═══ Records to use
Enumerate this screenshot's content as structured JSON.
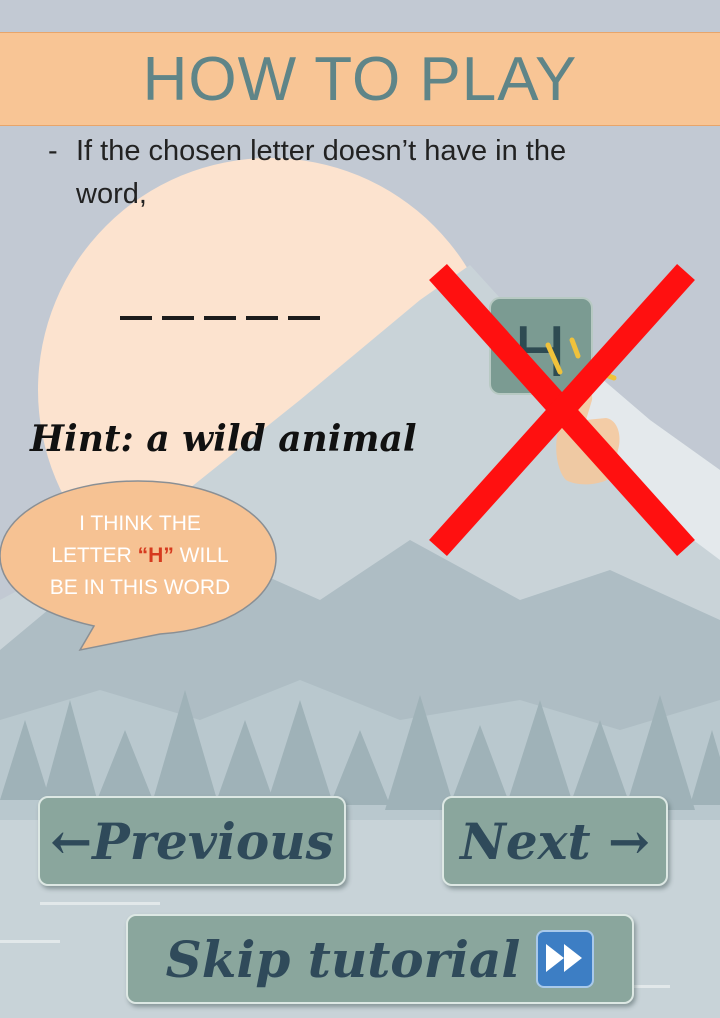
{
  "screen": {
    "title": "HOW TO PLAY",
    "rule_dash": "-",
    "rule_text": "If the chosen letter doesn’t have in the word,",
    "blank_count": 5,
    "hint": "Hint: a wild animal",
    "speech": {
      "line1": "I THINK THE",
      "line2_before": "LETTER ",
      "line2_highlight": "“H”",
      "line2_after": " WILL",
      "line3": "BE IN THIS WORD"
    },
    "letter_tile": "H"
  },
  "buttons": {
    "previous": "←Previous",
    "next": "Next →",
    "skip": "Skip tutorial"
  },
  "icons": {
    "cross": "red-x-icon",
    "fast_forward": "fast-forward-icon",
    "tap": "tap-hand-icon"
  },
  "colors": {
    "banner": "#f8c595",
    "title": "#5f8588",
    "button": "#8aa69d",
    "button_text": "#2f4a5a",
    "cross": "#ff0000",
    "highlight": "#d63a1e",
    "bubble": "#f6c293"
  }
}
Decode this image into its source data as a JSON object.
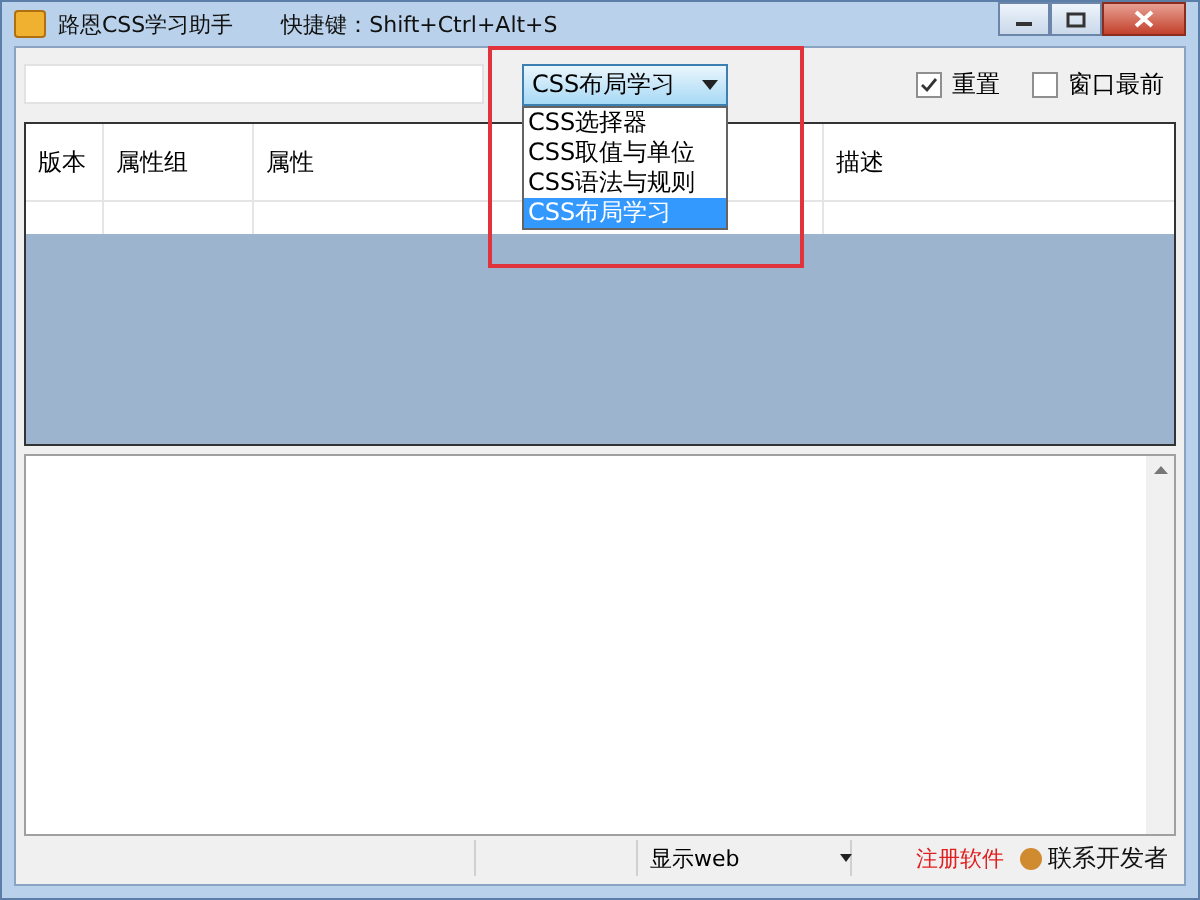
{
  "window": {
    "title": "路恩CSS学习助手",
    "hotkey": "快捷键：Shift+Ctrl+Alt+S"
  },
  "category": {
    "value": "CSS布局学习",
    "expanded": true,
    "options": [
      {
        "label": "CSS选择器",
        "selected": false
      },
      {
        "label": "CSS取值与单位",
        "selected": false
      },
      {
        "label": "CSS语法与规则",
        "selected": false
      },
      {
        "label": "CSS布局学习",
        "selected": true
      }
    ]
  },
  "options": [
    {
      "label": "重置",
      "checked": true
    },
    {
      "label": "窗口最前",
      "checked": false
    }
  ],
  "table": {
    "columns": [
      "版本",
      "属性组",
      "属性",
      "描述"
    ]
  },
  "status_bar": {
    "display": "显示web",
    "register_link": "注册软件",
    "contact": "联系开发者"
  }
}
══════
Aim ▸ List the lines of the records where "true" occurs.

Task output ▸
    "expanded": true,
        "selected": true
      "checked": true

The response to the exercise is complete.